▶ Goal
Count every line of these entries that holds the word "description", and reply with the number only.

::::::

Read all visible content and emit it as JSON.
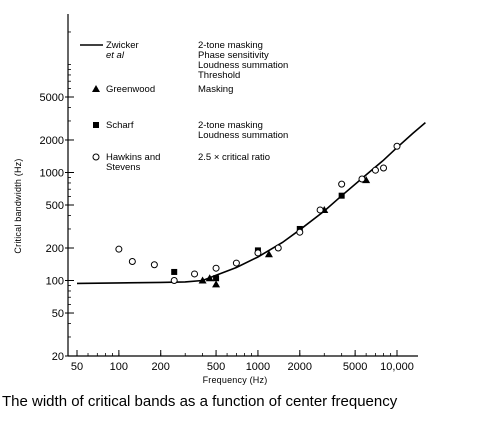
{
  "caption": "The width of critical bands as a function of center frequency",
  "chart_data": {
    "type": "scatter",
    "title": "",
    "xlabel": "Frequency (Hz)",
    "ylabel": "Critical bandwidth (Hz)",
    "xscale": "log",
    "yscale": "log",
    "xlim": [
      40,
      20000
    ],
    "ylim": [
      20,
      20000
    ],
    "x_ticks": [
      50,
      100,
      200,
      500,
      1000,
      2000,
      5000,
      10000
    ],
    "x_tick_labels": [
      "50",
      "100",
      "200",
      "500",
      "1000",
      "2000",
      "5000",
      "10,000"
    ],
    "y_ticks": [
      20,
      50,
      100,
      200,
      500,
      1000,
      2000,
      5000
    ],
    "y_tick_labels": [
      "20",
      "50",
      "100",
      "200",
      "500",
      "1000",
      "2000",
      "5000"
    ],
    "grid": false,
    "legend_position": "top-left",
    "series": [
      {
        "name": "Zwicker et al",
        "marker": "line",
        "description": "2-tone masking\nPhase sensitivity\nLoudness summation\nThreshold",
        "x": [
          50,
          100,
          200,
          300,
          400,
          500,
          700,
          1000,
          1500,
          2000,
          3000,
          4000,
          6000,
          8000,
          10000,
          13000,
          16000
        ],
        "y": [
          94,
          95,
          96,
          97,
          100,
          112,
          132,
          165,
          225,
          295,
          440,
          610,
          950,
          1300,
          1700,
          2300,
          2900
        ]
      },
      {
        "name": "Greenwood",
        "marker": "triangle",
        "description": "Masking",
        "x": [
          400,
          450,
          500,
          1200,
          3000,
          6000
        ],
        "y": [
          100,
          105,
          92,
          175,
          450,
          850
        ]
      },
      {
        "name": "Scharf",
        "marker": "square",
        "description": "2-tone masking\nLoudness summation",
        "x": [
          250,
          500,
          1000,
          2000,
          4000
        ],
        "y": [
          120,
          105,
          190,
          300,
          610
        ]
      },
      {
        "name": "Hawkins and Stevens",
        "marker": "circle",
        "description": "2.5 × critical ratio",
        "x": [
          100,
          125,
          180,
          250,
          350,
          500,
          700,
          1000,
          1400,
          2000,
          2800,
          4000,
          5600,
          7000,
          8000,
          10000
        ],
        "y": [
          195,
          150,
          140,
          100,
          115,
          130,
          145,
          180,
          200,
          280,
          450,
          780,
          870,
          1050,
          1100,
          1750
        ]
      }
    ]
  }
}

::::::

▶ Answer
4